Set the following entries down again exactly, line by line.

##########

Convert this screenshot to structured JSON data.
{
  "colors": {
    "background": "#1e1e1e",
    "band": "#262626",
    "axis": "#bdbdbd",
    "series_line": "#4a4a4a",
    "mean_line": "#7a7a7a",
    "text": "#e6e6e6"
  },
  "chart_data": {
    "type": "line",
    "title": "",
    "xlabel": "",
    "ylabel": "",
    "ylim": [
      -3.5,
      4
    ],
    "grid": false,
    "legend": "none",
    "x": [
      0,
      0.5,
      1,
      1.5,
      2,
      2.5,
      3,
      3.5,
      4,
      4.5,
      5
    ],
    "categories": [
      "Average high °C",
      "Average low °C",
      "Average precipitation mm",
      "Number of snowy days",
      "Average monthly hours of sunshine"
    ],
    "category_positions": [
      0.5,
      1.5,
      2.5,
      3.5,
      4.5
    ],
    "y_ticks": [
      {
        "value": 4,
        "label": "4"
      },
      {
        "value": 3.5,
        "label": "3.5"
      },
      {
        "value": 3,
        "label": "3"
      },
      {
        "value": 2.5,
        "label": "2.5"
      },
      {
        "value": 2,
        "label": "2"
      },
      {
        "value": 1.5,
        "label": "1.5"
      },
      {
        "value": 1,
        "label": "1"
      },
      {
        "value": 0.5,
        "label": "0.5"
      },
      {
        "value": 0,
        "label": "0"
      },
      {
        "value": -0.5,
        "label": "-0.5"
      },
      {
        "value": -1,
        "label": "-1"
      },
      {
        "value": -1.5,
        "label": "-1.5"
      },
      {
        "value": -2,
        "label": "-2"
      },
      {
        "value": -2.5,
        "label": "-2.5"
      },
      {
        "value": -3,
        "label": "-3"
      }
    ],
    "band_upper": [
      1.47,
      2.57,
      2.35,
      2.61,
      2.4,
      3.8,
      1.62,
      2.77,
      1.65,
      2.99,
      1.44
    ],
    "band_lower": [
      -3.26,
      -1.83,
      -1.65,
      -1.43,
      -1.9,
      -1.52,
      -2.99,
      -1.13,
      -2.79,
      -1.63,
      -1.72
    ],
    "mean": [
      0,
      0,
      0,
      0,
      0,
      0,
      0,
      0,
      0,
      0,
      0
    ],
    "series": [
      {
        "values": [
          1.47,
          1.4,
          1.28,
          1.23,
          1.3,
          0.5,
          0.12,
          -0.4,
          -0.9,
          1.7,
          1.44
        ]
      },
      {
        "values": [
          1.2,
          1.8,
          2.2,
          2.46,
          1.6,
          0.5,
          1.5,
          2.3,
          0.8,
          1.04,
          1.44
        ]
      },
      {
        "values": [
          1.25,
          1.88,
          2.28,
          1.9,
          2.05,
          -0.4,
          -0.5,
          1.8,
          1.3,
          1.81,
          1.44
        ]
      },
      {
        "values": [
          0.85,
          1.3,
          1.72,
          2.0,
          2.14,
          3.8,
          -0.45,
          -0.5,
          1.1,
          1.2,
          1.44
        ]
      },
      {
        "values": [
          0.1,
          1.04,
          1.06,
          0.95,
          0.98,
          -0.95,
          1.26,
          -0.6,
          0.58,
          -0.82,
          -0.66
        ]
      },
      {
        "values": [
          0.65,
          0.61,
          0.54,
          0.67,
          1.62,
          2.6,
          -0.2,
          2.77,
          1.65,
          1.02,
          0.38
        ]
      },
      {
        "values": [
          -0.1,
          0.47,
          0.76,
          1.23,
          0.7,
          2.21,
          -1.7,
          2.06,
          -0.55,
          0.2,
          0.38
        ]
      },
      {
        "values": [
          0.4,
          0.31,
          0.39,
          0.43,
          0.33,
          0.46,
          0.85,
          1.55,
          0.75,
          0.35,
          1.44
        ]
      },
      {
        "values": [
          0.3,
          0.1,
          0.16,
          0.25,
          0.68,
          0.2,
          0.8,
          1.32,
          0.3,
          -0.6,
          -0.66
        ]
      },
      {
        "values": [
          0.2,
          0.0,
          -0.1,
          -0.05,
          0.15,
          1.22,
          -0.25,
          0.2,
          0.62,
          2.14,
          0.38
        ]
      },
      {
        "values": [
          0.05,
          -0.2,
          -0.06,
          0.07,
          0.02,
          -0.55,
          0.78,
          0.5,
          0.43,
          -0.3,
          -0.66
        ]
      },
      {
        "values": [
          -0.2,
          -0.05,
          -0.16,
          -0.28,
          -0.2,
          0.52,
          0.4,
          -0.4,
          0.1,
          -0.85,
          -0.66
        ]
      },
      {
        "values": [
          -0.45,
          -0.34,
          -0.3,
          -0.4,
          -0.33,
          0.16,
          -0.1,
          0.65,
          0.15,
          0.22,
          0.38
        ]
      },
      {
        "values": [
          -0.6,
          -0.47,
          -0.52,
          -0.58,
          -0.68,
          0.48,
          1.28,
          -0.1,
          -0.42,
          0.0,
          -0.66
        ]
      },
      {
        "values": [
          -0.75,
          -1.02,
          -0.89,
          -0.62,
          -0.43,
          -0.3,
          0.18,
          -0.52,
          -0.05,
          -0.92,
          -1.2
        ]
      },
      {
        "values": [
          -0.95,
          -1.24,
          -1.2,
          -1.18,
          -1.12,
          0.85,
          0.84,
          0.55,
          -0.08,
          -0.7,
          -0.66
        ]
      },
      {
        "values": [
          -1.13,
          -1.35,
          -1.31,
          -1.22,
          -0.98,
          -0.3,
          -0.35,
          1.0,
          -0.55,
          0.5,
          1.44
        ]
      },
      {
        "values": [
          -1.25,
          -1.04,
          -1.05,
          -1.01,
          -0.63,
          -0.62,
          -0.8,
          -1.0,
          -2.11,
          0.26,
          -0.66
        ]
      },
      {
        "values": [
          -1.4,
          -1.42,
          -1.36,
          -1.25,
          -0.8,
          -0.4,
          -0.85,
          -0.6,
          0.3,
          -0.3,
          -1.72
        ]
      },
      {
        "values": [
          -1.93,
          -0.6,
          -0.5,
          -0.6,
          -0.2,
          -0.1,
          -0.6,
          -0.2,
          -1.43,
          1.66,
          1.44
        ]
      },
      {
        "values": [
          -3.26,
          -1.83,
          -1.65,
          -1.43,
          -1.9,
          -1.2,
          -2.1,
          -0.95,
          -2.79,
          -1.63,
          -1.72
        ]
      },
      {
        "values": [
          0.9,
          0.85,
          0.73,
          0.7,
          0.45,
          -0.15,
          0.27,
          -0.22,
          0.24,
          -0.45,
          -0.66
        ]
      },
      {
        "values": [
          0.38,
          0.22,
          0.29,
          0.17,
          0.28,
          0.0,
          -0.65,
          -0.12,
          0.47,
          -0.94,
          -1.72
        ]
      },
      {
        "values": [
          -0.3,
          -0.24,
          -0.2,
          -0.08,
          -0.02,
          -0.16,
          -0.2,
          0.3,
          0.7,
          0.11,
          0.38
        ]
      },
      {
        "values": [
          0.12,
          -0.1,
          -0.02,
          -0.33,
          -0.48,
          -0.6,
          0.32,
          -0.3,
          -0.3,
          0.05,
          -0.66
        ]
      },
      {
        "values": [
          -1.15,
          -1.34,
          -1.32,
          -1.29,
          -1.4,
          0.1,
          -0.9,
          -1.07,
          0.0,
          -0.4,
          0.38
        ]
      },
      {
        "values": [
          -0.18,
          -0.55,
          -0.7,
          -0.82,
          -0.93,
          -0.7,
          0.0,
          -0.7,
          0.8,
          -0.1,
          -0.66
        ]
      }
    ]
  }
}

##########

■ Answer to this task
Convert this screenshot to structured JSON data.
{
  "colors": {
    "background": "#1e1e1e",
    "band": "#262626",
    "axis": "#bdbdbd",
    "series_line": "#4a4a4a",
    "mean_line": "#7a7a7a",
    "text": "#e6e6e6"
  },
  "chart_data": {
    "type": "line",
    "title": "",
    "xlabel": "",
    "ylabel": "",
    "ylim": [
      -3.5,
      4
    ],
    "grid": false,
    "legend": "none",
    "x": [
      0,
      0.5,
      1,
      1.5,
      2,
      2.5,
      3,
      3.5,
      4,
      4.5,
      5
    ],
    "categories": [
      "Average high °C",
      "Average low °C",
      "Average precipitation mm",
      "Number of snowy days",
      "Average monthly hours of sunshine"
    ],
    "category_positions": [
      0.5,
      1.5,
      2.5,
      3.5,
      4.5
    ],
    "y_ticks": [
      {
        "value": 4,
        "label": "4"
      },
      {
        "value": 3.5,
        "label": "3.5"
      },
      {
        "value": 3,
        "label": "3"
      },
      {
        "value": 2.5,
        "label": "2.5"
      },
      {
        "value": 2,
        "label": "2"
      },
      {
        "value": 1.5,
        "label": "1.5"
      },
      {
        "value": 1,
        "label": "1"
      },
      {
        "value": 0.5,
        "label": "0.5"
      },
      {
        "value": 0,
        "label": "0"
      },
      {
        "value": -0.5,
        "label": "-0.5"
      },
      {
        "value": -1,
        "label": "-1"
      },
      {
        "value": -1.5,
        "label": "-1.5"
      },
      {
        "value": -2,
        "label": "-2"
      },
      {
        "value": -2.5,
        "label": "-2.5"
      },
      {
        "value": -3,
        "label": "-3"
      }
    ],
    "band_upper": [
      1.47,
      2.57,
      2.35,
      2.61,
      2.4,
      3.8,
      1.62,
      2.77,
      1.65,
      2.99,
      1.44
    ],
    "band_lower": [
      -3.26,
      -1.83,
      -1.65,
      -1.43,
      -1.9,
      -1.52,
      -2.99,
      -1.13,
      -2.79,
      -1.63,
      -1.72
    ],
    "mean": [
      0,
      0,
      0,
      0,
      0,
      0,
      0,
      0,
      0,
      0,
      0
    ],
    "series": [
      {
        "values": [
          1.47,
          1.4,
          1.28,
          1.23,
          1.3,
          0.5,
          0.12,
          -0.4,
          -0.9,
          1.7,
          1.44
        ]
      },
      {
        "values": [
          1.2,
          1.8,
          2.2,
          2.46,
          1.6,
          0.5,
          1.5,
          2.3,
          0.8,
          1.04,
          1.44
        ]
      },
      {
        "values": [
          1.25,
          1.88,
          2.28,
          1.9,
          2.05,
          -0.4,
          -0.5,
          1.8,
          1.3,
          1.81,
          1.44
        ]
      },
      {
        "values": [
          0.85,
          1.3,
          1.72,
          2.0,
          2.14,
          3.8,
          -0.45,
          -0.5,
          1.1,
          1.2,
          1.44
        ]
      },
      {
        "values": [
          0.1,
          1.04,
          1.06,
          0.95,
          0.98,
          -0.95,
          1.26,
          -0.6,
          0.58,
          -0.82,
          -0.66
        ]
      },
      {
        "values": [
          0.65,
          0.61,
          0.54,
          0.67,
          1.62,
          2.6,
          -0.2,
          2.77,
          1.65,
          1.02,
          0.38
        ]
      },
      {
        "values": [
          -0.1,
          0.47,
          0.76,
          1.23,
          0.7,
          2.21,
          -1.7,
          2.06,
          -0.55,
          0.2,
          0.38
        ]
      },
      {
        "values": [
          0.4,
          0.31,
          0.39,
          0.43,
          0.33,
          0.46,
          0.85,
          1.55,
          0.75,
          0.35,
          1.44
        ]
      },
      {
        "values": [
          0.3,
          0.1,
          0.16,
          0.25,
          0.68,
          0.2,
          0.8,
          1.32,
          0.3,
          -0.6,
          -0.66
        ]
      },
      {
        "values": [
          0.2,
          0.0,
          -0.1,
          -0.05,
          0.15,
          1.22,
          -0.25,
          0.2,
          0.62,
          2.14,
          0.38
        ]
      },
      {
        "values": [
          0.05,
          -0.2,
          -0.06,
          0.07,
          0.02,
          -0.55,
          0.78,
          0.5,
          0.43,
          -0.3,
          -0.66
        ]
      },
      {
        "values": [
          -0.2,
          -0.05,
          -0.16,
          -0.28,
          -0.2,
          0.52,
          0.4,
          -0.4,
          0.1,
          -0.85,
          -0.66
        ]
      },
      {
        "values": [
          -0.45,
          -0.34,
          -0.3,
          -0.4,
          -0.33,
          0.16,
          -0.1,
          0.65,
          0.15,
          0.22,
          0.38
        ]
      },
      {
        "values": [
          -0.6,
          -0.47,
          -0.52,
          -0.58,
          -0.68,
          0.48,
          1.28,
          -0.1,
          -0.42,
          0.0,
          -0.66
        ]
      },
      {
        "values": [
          -0.75,
          -1.02,
          -0.89,
          -0.62,
          -0.43,
          -0.3,
          0.18,
          -0.52,
          -0.05,
          -0.92,
          -1.2
        ]
      },
      {
        "values": [
          -0.95,
          -1.24,
          -1.2,
          -1.18,
          -1.12,
          0.85,
          0.84,
          0.55,
          -0.08,
          -0.7,
          -0.66
        ]
      },
      {
        "values": [
          -1.13,
          -1.35,
          -1.31,
          -1.22,
          -0.98,
          -0.3,
          -0.35,
          1.0,
          -0.55,
          0.5,
          1.44
        ]
      },
      {
        "values": [
          -1.25,
          -1.04,
          -1.05,
          -1.01,
          -0.63,
          -0.62,
          -0.8,
          -1.0,
          -2.11,
          0.26,
          -0.66
        ]
      },
      {
        "values": [
          -1.4,
          -1.42,
          -1.36,
          -1.25,
          -0.8,
          -0.4,
          -0.85,
          -0.6,
          0.3,
          -0.3,
          -1.72
        ]
      },
      {
        "values": [
          -1.93,
          -0.6,
          -0.5,
          -0.6,
          -0.2,
          -0.1,
          -0.6,
          -0.2,
          -1.43,
          1.66,
          1.44
        ]
      },
      {
        "values": [
          -3.26,
          -1.83,
          -1.65,
          -1.43,
          -1.9,
          -1.2,
          -2.1,
          -0.95,
          -2.79,
          -1.63,
          -1.72
        ]
      },
      {
        "values": [
          0.9,
          0.85,
          0.73,
          0.7,
          0.45,
          -0.15,
          0.27,
          -0.22,
          0.24,
          -0.45,
          -0.66
        ]
      },
      {
        "values": [
          0.38,
          0.22,
          0.29,
          0.17,
          0.28,
          0.0,
          -0.65,
          -0.12,
          0.47,
          -0.94,
          -1.72
        ]
      },
      {
        "values": [
          -0.3,
          -0.24,
          -0.2,
          -0.08,
          -0.02,
          -0.16,
          -0.2,
          0.3,
          0.7,
          0.11,
          0.38
        ]
      },
      {
        "values": [
          0.12,
          -0.1,
          -0.02,
          -0.33,
          -0.48,
          -0.6,
          0.32,
          -0.3,
          -0.3,
          0.05,
          -0.66
        ]
      },
      {
        "values": [
          -1.15,
          -1.34,
          -1.32,
          -1.29,
          -1.4,
          0.1,
          -0.9,
          -1.07,
          0.0,
          -0.4,
          0.38
        ]
      },
      {
        "values": [
          -0.18,
          -0.55,
          -0.7,
          -0.82,
          -0.93,
          -0.7,
          0.0,
          -0.7,
          0.8,
          -0.1,
          -0.66
        ]
      }
    ]
  }
}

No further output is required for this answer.